# [Exercise brief]
Find every line below that contains the word "terminal" and copy it out.

# [Task input]
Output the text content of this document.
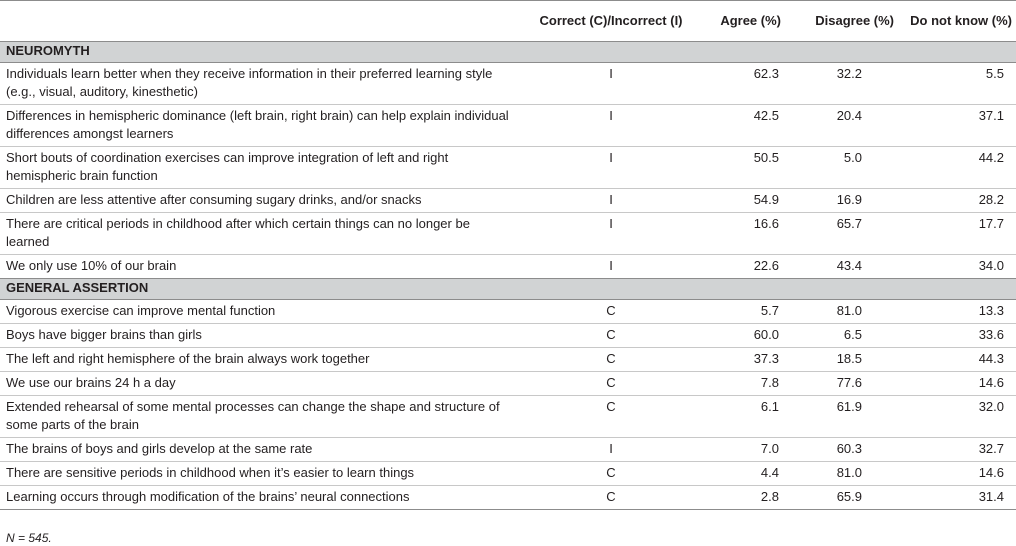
	Correct (C)/Incorrect (I)	Agree (%)	Disagree (%)	Do not know (%)
NEUROMYTH				
Individuals learn better when they receive information in their preferred learning style (e.g., visual, auditory, kinesthetic)	I	62.3	32.2	5.5
Differences in hemispheric dominance (left brain, right brain) can help explain individual differences amongst learners	I	42.5	20.4	37.1
Short bouts of coordination exercises can improve integration of left and right hemispheric brain function	I	50.5	5.0	44.2
Children are less attentive after consuming sugary drinks, and/or snacks	I	54.9	16.9	28.2
There are critical periods in childhood after which certain things can no longer be learned	I	16.6	65.7	17.7
We only use 10% of our brain	I	22.6	43.4	34.0
GENERAL ASSERTION				
Vigorous exercise can improve mental function	C	5.7	81.0	13.3
Boys have bigger brains than girls	C	60.0	6.5	33.6
The left and right hemisphere of the brain always work together	C	37.3	18.5	44.3
We use our brains 24 h a day	C	7.8	77.6	14.6
Extended rehearsal of some mental processes can change the shape and structure of some parts of the brain	C	6.1	61.9	32.0
The brains of boys and girls develop at the same rate	I	7.0	60.3	32.7
There are sensitive periods in childhood when it’s easier to learn things	C	4.4	81.0	14.6
Learning occurs through modification of the brains’ neural connections	C	2.8	65.9	31.4
N = 545.
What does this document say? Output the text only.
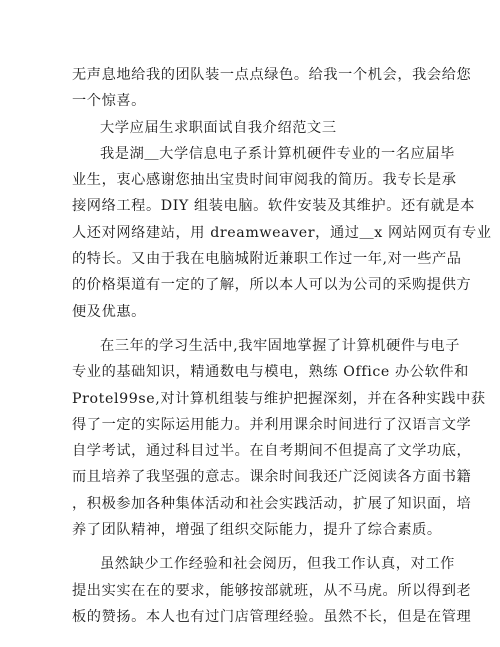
无声息地给我的团队装一点点绿色。给我一个机会，我会给您
一个惊喜。
大学应届生求职面试自我介绍范文三
我是湖＿大学信息电子系计算机硬件专业的一名应届毕
业生，衷心感谢您抽出宝贵时间审阅我的简历。我专长是承
接网络工程。DIY 组装电脑。软件安装及其维护。还有就是本
人还对网络建站，用 dreamweaver，通过＿x 网站网页有专业
的特长。又由于我在电脑城附近兼职工作过一年,对一些产品
的价格渠道有一定的了解，所以本人可以为公司的采购提供方
便及优惠。
在三年的学习生活中,我牢固地掌握了计算机硬件与电子
专业的基础知识，精通数电与模电，熟练 Office 办公软件和
Protel99se,对计算机组装与维护把握深刻，并在各种实践中获
得了一定的实际运用能力。并利用课余时间进行了汉语言文学
自学考试，通过科目过半。在自考期间不但提高了文学功底，
而且培养了我坚强的意志。课余时间我还广泛阅读各方面书籍
，积极参加各种集体活动和社会实践活动，扩展了知识面，培
养了团队精神，增强了组织交际能力，提升了综合素质。
虽然缺少工作经验和社会阅历，但我工作认真，对工作
提出实实在在的要求，能够按部就班，从不马虎。所以得到老
板的赞扬。本人也有过门店管理经验。虽然不长，但是在管理
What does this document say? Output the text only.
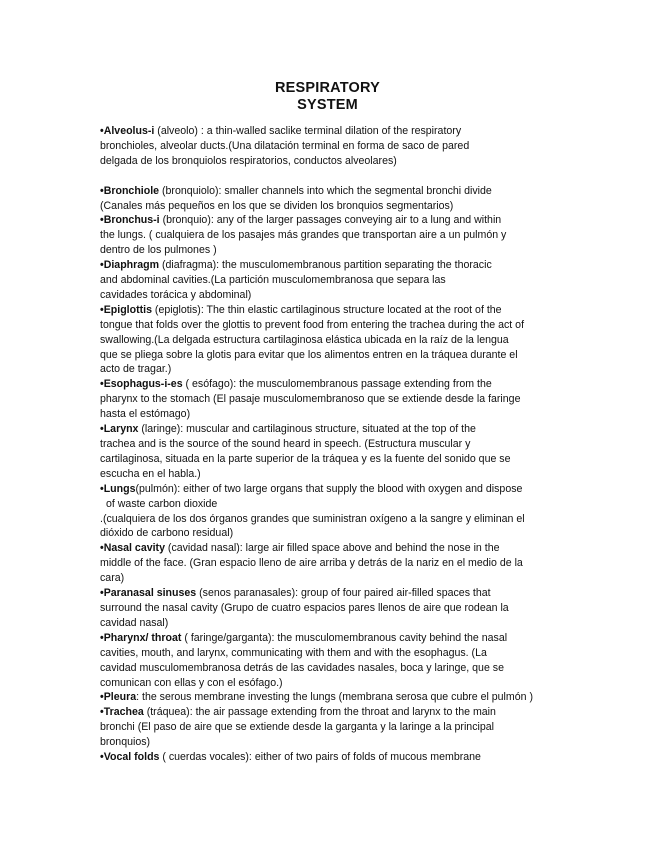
RESPIRATORY
SYSTEM
•Alveolus-i (alveolo) : a thin-walled saclike terminal dilation of the respiratory
bronchioles, alveolar ducts.(Una dilatación terminal en forma de saco de pared
delgada de los bronquiolos respiratorios, conductos alveolares)
•Bronchiole (bronquiolo): smaller channels into which the segmental bronchi divide
(Canales más pequeños en los que se dividen los bronquios segmentarios)
•Bronchus-i (bronquio): any of the larger passages conveying air to a lung and within
the lungs. ( cualquiera de los pasajes más grandes que transportan aire a un pulmón y
dentro de los pulmones )
•Diaphragm (diafragma): the musculomembranous partition separating the thoracic
and abdominal cavities.(La partición musculomembranosa que separa las
cavidades torácica y abdominal)
•Epiglottis (epiglotis): The thin elastic cartilaginous structure located at the root of the
tongue that folds over the glottis to prevent food from entering the trachea during the act of
swallowing.(La delgada estructura cartilaginosa elástica ubicada en la raíz de la lengua
que se pliega sobre la glotis para evitar que los alimentos entren en la tráquea durante el
acto de tragar.)
•Esophagus-i-es ( esófago): the musculomembranous passage extending from the
pharynx to the stomach (El pasaje musculomembranoso que se extiende desde la faringe
hasta el estómago)
•Larynx (laringe): muscular and cartilaginous structure, situated at the top of the
trachea and is the source of the sound heard in speech. (Estructura muscular y
cartilaginosa, situada en la parte superior de la tráquea y es la fuente del sonido que se
escucha en el habla.)
•Lungs(pulmón): either of two large organs that supply the blood with oxygen and dispose
of waste carbon dioxide
.(cualquiera de los dos órganos grandes que suministran oxígeno a la sangre y eliminan el
dióxido de carbono residual)
•Nasal cavity (cavidad nasal): large air filled space above and behind the nose in the
middle of the face. (Gran espacio lleno de aire arriba y detrás de la nariz en el medio de la
cara)
•Paranasal sinuses (senos paranasales): group of four paired air-filled spaces that
surround the nasal cavity (Grupo de cuatro espacios pares llenos de aire que rodean la
cavidad nasal)
•Pharynx/ throat ( faringe/garganta): the musculomembranous cavity behind the nasal
cavities, mouth, and larynx, communicating with them and with the esophagus. (La
cavidad musculomembranosa detrás de las cavidades nasales, boca y laringe, que se
comunican con ellas y con el esófago.)
•Pleura: the serous membrane investing the lungs (membrana serosa que cubre el pulmón )
•Trachea (tráquea): the air passage extending from the throat and larynx to the main
bronchi (El paso de aire que se extiende desde la garganta y la laringe a la principal
bronquios)
•Vocal folds ( cuerdas vocales): either of two pairs of folds of mucous membrane
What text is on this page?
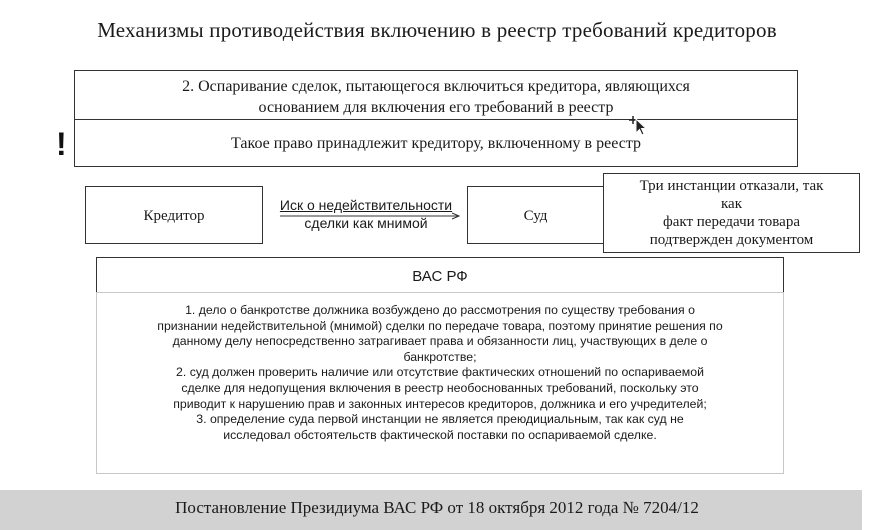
Механизмы противодействия включению в реестр требований кредиторов
2. Оспаривание сделок, пытающегося включиться кредитора, являющихся
основанием для включения его требований в реестр
Такое право принадлежит кредитору, включенному в реестр
!
Кредитор
Иск о недействительности
сделки как мнимой	Суд
Три инстанции отказали, так
как
факт передачи товара
подтвержден документом
ВАС РФ
1. дело о банкротстве должника возбуждено до рассмотрения по существу требования о
признании недействительной (мнимой) сделки по передаче товара, поэтому принятие решения по
данному делу непосредственно затрагивает права и обязанности лиц, участвующих в деле о
банкротстве;
2. суд должен проверить наличие или отсутствие фактических отношений по оспариваемой
сделке для недопущения включения в реестр необоснованных требований, поскольку это
приводит к нарушению прав и законных интересов кредиторов, должника и его учредителей;
3. определение суда первой инстанции не является преюдициальным, так как суд не
исследовал обстоятельств фактической поставки по оспариваемой сделке.
Постановление Президиума ВАС РФ от 18 октября 2012 года № 7204/12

# [Exercise answer]
•Alveolus-i (alveolo) : a thin-walled saclike terminal dilation of the respiratory
bronchioles, alveolar ducts.(Una dilatación terminal en forma de saco de pared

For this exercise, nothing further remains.